» **Instructions to follow**: Copy the data below exactly.

» **Entries supplied**:
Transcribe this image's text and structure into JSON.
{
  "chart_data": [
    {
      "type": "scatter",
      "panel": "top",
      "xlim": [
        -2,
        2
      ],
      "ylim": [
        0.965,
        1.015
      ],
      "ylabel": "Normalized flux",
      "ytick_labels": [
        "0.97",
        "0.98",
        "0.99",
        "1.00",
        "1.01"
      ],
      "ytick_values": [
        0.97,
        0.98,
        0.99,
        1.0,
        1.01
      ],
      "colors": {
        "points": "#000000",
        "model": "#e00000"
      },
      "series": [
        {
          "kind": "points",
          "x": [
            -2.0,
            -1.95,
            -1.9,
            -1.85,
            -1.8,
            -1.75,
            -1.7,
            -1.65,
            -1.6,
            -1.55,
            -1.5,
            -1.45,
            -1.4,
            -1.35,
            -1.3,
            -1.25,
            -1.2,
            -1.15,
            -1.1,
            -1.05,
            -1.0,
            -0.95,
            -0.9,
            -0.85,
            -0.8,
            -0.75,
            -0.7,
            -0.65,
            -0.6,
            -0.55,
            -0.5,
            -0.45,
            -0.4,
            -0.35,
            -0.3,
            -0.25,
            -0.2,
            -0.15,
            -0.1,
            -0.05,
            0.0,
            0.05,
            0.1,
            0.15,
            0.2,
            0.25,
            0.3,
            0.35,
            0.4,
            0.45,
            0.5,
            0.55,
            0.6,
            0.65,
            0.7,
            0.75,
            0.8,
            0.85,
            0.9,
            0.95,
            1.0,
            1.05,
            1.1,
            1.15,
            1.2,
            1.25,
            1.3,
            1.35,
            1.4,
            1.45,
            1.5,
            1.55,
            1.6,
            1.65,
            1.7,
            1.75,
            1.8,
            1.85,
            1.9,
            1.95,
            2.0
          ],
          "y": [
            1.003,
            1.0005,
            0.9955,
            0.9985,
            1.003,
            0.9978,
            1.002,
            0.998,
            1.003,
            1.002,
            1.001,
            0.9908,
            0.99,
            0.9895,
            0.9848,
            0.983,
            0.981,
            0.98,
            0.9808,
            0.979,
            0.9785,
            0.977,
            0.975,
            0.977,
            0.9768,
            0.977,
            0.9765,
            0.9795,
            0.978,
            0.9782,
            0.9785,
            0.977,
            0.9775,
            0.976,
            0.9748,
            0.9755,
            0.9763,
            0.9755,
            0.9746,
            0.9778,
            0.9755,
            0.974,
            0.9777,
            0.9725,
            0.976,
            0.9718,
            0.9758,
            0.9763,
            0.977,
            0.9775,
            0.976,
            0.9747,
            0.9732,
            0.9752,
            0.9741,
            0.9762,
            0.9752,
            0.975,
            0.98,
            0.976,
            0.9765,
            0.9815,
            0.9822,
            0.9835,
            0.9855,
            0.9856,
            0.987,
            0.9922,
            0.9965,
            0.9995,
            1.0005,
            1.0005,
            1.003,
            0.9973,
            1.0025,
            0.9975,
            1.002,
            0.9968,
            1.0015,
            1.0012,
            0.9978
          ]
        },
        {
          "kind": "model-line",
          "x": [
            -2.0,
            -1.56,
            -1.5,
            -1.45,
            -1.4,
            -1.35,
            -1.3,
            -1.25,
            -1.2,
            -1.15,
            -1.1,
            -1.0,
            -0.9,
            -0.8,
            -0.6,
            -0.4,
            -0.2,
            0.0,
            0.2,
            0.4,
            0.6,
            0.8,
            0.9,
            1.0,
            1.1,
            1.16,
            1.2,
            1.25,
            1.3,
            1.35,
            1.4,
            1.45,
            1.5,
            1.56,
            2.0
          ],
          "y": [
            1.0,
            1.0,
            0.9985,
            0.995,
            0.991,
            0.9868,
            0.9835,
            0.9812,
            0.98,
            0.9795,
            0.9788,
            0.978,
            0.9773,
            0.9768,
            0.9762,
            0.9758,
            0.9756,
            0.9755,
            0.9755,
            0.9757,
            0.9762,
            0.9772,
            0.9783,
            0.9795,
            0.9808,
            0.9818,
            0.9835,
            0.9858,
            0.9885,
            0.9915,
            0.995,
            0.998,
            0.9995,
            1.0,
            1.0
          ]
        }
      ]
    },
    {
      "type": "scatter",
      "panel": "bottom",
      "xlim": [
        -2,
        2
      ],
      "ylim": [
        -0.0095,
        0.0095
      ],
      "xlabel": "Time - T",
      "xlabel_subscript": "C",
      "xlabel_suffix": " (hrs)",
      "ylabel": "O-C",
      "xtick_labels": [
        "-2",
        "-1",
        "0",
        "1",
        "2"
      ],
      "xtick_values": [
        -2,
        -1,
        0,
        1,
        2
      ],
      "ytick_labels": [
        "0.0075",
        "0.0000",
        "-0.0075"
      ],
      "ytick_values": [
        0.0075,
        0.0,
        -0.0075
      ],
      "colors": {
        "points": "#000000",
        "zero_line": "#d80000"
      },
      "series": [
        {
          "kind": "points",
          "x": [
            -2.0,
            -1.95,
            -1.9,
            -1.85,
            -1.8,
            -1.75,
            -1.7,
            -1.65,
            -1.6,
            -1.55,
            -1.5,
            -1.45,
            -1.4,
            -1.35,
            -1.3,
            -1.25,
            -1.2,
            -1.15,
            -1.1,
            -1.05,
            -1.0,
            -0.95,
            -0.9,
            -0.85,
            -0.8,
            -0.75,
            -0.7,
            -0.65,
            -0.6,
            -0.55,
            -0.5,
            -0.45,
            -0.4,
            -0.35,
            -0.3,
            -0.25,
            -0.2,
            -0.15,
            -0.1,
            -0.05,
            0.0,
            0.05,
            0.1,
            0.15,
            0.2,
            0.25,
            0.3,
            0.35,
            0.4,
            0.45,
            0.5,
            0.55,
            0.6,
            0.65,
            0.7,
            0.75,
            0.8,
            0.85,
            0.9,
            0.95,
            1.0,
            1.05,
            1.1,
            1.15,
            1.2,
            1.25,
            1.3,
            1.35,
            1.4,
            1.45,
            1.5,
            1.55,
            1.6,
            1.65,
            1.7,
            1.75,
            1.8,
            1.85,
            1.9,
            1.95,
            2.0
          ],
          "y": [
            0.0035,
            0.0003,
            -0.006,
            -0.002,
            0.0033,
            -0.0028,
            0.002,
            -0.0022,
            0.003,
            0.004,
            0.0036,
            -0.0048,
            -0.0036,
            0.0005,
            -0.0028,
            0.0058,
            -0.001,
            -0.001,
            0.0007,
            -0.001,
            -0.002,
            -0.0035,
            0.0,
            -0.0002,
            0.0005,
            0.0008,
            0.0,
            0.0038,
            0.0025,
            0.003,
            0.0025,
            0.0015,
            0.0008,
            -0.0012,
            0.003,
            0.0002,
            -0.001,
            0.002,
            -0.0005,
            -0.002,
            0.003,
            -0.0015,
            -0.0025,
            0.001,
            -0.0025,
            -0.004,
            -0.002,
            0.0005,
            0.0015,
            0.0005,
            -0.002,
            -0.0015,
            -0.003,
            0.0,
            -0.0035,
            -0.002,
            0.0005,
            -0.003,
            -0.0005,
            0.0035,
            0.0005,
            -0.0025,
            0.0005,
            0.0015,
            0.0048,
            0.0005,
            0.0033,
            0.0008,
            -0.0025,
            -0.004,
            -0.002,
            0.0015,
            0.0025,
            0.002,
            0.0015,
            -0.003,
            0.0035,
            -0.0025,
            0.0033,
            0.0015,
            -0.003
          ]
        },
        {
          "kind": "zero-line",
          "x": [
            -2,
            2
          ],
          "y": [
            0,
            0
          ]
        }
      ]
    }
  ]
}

» **Complete response**:
Transcribe this image's text and structure into JSON.
{
  "chart_data": [
    {
      "type": "scatter",
      "panel": "top",
      "xlim": [
        -2,
        2
      ],
      "ylim": [
        0.965,
        1.015
      ],
      "ylabel": "Normalized flux",
      "ytick_labels": [
        "0.97",
        "0.98",
        "0.99",
        "1.00",
        "1.01"
      ],
      "ytick_values": [
        0.97,
        0.98,
        0.99,
        1.0,
        1.01
      ],
      "colors": {
        "points": "#000000",
        "model": "#e00000"
      },
      "series": [
        {
          "kind": "points",
          "x": [
            -2.0,
            -1.95,
            -1.9,
            -1.85,
            -1.8,
            -1.75,
            -1.7,
            -1.65,
            -1.6,
            -1.55,
            -1.5,
            -1.45,
            -1.4,
            -1.35,
            -1.3,
            -1.25,
            -1.2,
            -1.15,
            -1.1,
            -1.05,
            -1.0,
            -0.95,
            -0.9,
            -0.85,
            -0.8,
            -0.75,
            -0.7,
            -0.65,
            -0.6,
            -0.55,
            -0.5,
            -0.45,
            -0.4,
            -0.35,
            -0.3,
            -0.25,
            -0.2,
            -0.15,
            -0.1,
            -0.05,
            0.0,
            0.05,
            0.1,
            0.15,
            0.2,
            0.25,
            0.3,
            0.35,
            0.4,
            0.45,
            0.5,
            0.55,
            0.6,
            0.65,
            0.7,
            0.75,
            0.8,
            0.85,
            0.9,
            0.95,
            1.0,
            1.05,
            1.1,
            1.15,
            1.2,
            1.25,
            1.3,
            1.35,
            1.4,
            1.45,
            1.5,
            1.55,
            1.6,
            1.65,
            1.7,
            1.75,
            1.8,
            1.85,
            1.9,
            1.95,
            2.0
          ],
          "y": [
            1.003,
            1.0005,
            0.9955,
            0.9985,
            1.003,
            0.9978,
            1.002,
            0.998,
            1.003,
            1.002,
            1.001,
            0.9908,
            0.99,
            0.9895,
            0.9848,
            0.983,
            0.981,
            0.98,
            0.9808,
            0.979,
            0.9785,
            0.977,
            0.975,
            0.977,
            0.9768,
            0.977,
            0.9765,
            0.9795,
            0.978,
            0.9782,
            0.9785,
            0.977,
            0.9775,
            0.976,
            0.9748,
            0.9755,
            0.9763,
            0.9755,
            0.9746,
            0.9778,
            0.9755,
            0.974,
            0.9777,
            0.9725,
            0.976,
            0.9718,
            0.9758,
            0.9763,
            0.977,
            0.9775,
            0.976,
            0.9747,
            0.9732,
            0.9752,
            0.9741,
            0.9762,
            0.9752,
            0.975,
            0.98,
            0.976,
            0.9765,
            0.9815,
            0.9822,
            0.9835,
            0.9855,
            0.9856,
            0.987,
            0.9922,
            0.9965,
            0.9995,
            1.0005,
            1.0005,
            1.003,
            0.9973,
            1.0025,
            0.9975,
            1.002,
            0.9968,
            1.0015,
            1.0012,
            0.9978
          ]
        },
        {
          "kind": "model-line",
          "x": [
            -2.0,
            -1.56,
            -1.5,
            -1.45,
            -1.4,
            -1.35,
            -1.3,
            -1.25,
            -1.2,
            -1.15,
            -1.1,
            -1.0,
            -0.9,
            -0.8,
            -0.6,
            -0.4,
            -0.2,
            0.0,
            0.2,
            0.4,
            0.6,
            0.8,
            0.9,
            1.0,
            1.1,
            1.16,
            1.2,
            1.25,
            1.3,
            1.35,
            1.4,
            1.45,
            1.5,
            1.56,
            2.0
          ],
          "y": [
            1.0,
            1.0,
            0.9985,
            0.995,
            0.991,
            0.9868,
            0.9835,
            0.9812,
            0.98,
            0.9795,
            0.9788,
            0.978,
            0.9773,
            0.9768,
            0.9762,
            0.9758,
            0.9756,
            0.9755,
            0.9755,
            0.9757,
            0.9762,
            0.9772,
            0.9783,
            0.9795,
            0.9808,
            0.9818,
            0.9835,
            0.9858,
            0.9885,
            0.9915,
            0.995,
            0.998,
            0.9995,
            1.0,
            1.0
          ]
        }
      ]
    },
    {
      "type": "scatter",
      "panel": "bottom",
      "xlim": [
        -2,
        2
      ],
      "ylim": [
        -0.0095,
        0.0095
      ],
      "xlabel": "Time - T",
      "xlabel_subscript": "C",
      "xlabel_suffix": " (hrs)",
      "ylabel": "O-C",
      "xtick_labels": [
        "-2",
        "-1",
        "0",
        "1",
        "2"
      ],
      "xtick_values": [
        -2,
        -1,
        0,
        1,
        2
      ],
      "ytick_labels": [
        "0.0075",
        "0.0000",
        "-0.0075"
      ],
      "ytick_values": [
        0.0075,
        0.0,
        -0.0075
      ],
      "colors": {
        "points": "#000000",
        "zero_line": "#d80000"
      },
      "series": [
        {
          "kind": "points",
          "x": [
            -2.0,
            -1.95,
            -1.9,
            -1.85,
            -1.8,
            -1.75,
            -1.7,
            -1.65,
            -1.6,
            -1.55,
            -1.5,
            -1.45,
            -1.4,
            -1.35,
            -1.3,
            -1.25,
            -1.2,
            -1.15,
            -1.1,
            -1.05,
            -1.0,
            -0.95,
            -0.9,
            -0.85,
            -0.8,
            -0.75,
            -0.7,
            -0.65,
            -0.6,
            -0.55,
            -0.5,
            -0.45,
            -0.4,
            -0.35,
            -0.3,
            -0.25,
            -0.2,
            -0.15,
            -0.1,
            -0.05,
            0.0,
            0.05,
            0.1,
            0.15,
            0.2,
            0.25,
            0.3,
            0.35,
            0.4,
            0.45,
            0.5,
            0.55,
            0.6,
            0.65,
            0.7,
            0.75,
            0.8,
            0.85,
            0.9,
            0.95,
            1.0,
            1.05,
            1.1,
            1.15,
            1.2,
            1.25,
            1.3,
            1.35,
            1.4,
            1.45,
            1.5,
            1.55,
            1.6,
            1.65,
            1.7,
            1.75,
            1.8,
            1.85,
            1.9,
            1.95,
            2.0
          ],
          "y": [
            0.0035,
            0.0003,
            -0.006,
            -0.002,
            0.0033,
            -0.0028,
            0.002,
            -0.0022,
            0.003,
            0.004,
            0.0036,
            -0.0048,
            -0.0036,
            0.0005,
            -0.0028,
            0.0058,
            -0.001,
            -0.001,
            0.0007,
            -0.001,
            -0.002,
            -0.0035,
            0.0,
            -0.0002,
            0.0005,
            0.0008,
            0.0,
            0.0038,
            0.0025,
            0.003,
            0.0025,
            0.0015,
            0.0008,
            -0.0012,
            0.003,
            0.0002,
            -0.001,
            0.002,
            -0.0005,
            -0.002,
            0.003,
            -0.0015,
            -0.0025,
            0.001,
            -0.0025,
            -0.004,
            -0.002,
            0.0005,
            0.0015,
            0.0005,
            -0.002,
            -0.0015,
            -0.003,
            0.0,
            -0.0035,
            -0.002,
            0.0005,
            -0.003,
            -0.0005,
            0.0035,
            0.0005,
            -0.0025,
            0.0005,
            0.0015,
            0.0048,
            0.0005,
            0.0033,
            0.0008,
            -0.0025,
            -0.004,
            -0.002,
            0.0015,
            0.0025,
            0.002,
            0.0015,
            -0.003,
            0.0035,
            -0.0025,
            0.0033,
            0.0015,
            -0.003
          ]
        },
        {
          "kind": "zero-line",
          "x": [
            -2,
            2
          ],
          "y": [
            0,
            0
          ]
        }
      ]
    }
  ]
}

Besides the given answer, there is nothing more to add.